In the material below, the lines containing the word "ball" are required; copy each of them.

····················

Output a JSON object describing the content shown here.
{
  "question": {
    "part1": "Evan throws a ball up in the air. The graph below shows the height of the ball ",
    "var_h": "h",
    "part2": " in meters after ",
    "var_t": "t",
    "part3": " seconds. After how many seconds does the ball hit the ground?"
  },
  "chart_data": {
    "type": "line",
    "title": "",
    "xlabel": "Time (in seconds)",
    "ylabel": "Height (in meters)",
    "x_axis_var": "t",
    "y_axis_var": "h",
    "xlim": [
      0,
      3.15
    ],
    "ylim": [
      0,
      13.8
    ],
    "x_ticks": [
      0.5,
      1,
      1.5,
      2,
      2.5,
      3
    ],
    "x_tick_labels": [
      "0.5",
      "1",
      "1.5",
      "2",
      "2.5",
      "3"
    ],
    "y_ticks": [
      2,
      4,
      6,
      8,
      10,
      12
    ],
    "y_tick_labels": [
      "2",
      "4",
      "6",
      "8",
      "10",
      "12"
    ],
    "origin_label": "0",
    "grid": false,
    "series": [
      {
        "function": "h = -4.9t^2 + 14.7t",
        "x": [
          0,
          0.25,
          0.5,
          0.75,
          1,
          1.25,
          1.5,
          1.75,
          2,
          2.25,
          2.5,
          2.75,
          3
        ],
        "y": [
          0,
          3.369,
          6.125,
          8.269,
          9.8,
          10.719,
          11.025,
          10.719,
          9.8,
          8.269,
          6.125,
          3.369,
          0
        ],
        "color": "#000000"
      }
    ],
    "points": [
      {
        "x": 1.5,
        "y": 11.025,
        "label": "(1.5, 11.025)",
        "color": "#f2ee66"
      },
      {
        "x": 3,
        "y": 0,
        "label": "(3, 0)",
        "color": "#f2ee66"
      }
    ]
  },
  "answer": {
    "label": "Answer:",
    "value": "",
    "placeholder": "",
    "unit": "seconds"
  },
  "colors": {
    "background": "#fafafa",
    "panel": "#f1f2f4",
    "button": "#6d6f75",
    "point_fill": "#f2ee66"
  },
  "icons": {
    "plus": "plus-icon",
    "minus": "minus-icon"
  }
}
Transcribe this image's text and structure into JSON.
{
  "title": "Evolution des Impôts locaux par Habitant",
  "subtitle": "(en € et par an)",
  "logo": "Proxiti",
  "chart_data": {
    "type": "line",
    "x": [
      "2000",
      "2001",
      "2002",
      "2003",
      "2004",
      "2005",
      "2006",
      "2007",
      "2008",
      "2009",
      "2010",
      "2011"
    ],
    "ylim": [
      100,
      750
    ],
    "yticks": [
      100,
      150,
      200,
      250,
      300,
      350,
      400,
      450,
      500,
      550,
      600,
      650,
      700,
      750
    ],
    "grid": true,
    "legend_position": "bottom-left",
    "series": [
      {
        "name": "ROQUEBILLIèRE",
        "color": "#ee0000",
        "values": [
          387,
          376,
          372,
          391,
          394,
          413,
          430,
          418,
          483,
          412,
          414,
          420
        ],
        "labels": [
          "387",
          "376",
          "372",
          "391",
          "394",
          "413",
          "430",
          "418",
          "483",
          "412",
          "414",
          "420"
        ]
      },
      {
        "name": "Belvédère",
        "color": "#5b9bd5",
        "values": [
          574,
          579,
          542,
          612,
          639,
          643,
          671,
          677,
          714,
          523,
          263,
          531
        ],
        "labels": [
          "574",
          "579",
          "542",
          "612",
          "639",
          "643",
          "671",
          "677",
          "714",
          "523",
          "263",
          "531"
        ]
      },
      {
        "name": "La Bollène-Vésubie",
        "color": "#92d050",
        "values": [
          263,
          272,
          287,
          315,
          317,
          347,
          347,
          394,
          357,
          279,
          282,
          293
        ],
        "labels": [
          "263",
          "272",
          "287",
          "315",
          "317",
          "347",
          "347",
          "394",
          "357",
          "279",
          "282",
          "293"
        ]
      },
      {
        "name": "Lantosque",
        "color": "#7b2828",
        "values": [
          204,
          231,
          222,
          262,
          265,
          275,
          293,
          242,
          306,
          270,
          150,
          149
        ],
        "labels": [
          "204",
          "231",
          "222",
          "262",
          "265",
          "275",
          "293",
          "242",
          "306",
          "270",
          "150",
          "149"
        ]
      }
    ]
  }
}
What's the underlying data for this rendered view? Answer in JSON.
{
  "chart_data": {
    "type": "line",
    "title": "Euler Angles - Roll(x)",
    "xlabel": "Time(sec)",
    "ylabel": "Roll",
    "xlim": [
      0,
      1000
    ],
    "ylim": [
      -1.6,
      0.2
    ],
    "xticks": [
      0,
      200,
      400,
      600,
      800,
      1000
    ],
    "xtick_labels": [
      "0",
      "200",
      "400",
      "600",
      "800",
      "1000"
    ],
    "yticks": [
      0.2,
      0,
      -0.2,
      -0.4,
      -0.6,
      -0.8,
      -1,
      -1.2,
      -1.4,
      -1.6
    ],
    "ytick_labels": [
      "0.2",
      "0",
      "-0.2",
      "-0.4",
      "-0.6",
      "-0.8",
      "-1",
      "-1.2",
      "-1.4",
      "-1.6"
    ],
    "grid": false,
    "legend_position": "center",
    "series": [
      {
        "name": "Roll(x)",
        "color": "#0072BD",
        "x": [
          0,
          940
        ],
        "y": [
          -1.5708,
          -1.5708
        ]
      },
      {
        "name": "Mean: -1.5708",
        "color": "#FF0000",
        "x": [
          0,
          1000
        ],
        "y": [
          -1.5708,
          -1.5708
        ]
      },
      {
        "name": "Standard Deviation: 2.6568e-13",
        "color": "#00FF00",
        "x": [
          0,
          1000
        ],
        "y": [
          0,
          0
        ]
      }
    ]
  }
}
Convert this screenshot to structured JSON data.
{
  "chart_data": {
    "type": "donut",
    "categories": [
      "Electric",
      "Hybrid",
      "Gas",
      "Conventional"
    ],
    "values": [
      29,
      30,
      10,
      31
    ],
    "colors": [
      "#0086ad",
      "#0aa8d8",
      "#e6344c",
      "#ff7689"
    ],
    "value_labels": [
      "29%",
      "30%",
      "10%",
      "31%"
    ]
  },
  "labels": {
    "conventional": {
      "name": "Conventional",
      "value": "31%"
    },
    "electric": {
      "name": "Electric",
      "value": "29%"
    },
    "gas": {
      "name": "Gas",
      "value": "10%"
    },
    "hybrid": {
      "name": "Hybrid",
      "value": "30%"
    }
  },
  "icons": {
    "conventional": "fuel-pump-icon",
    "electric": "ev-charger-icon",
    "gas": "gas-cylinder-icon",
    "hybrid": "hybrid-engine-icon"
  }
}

····················

### SOLUTION TO THIS TASK
    "part1": "Evan throws a ball up in the air. The graph below shows the height of the ball ",
    "part3": " seconds. After how many seconds does the ball hit the ground?"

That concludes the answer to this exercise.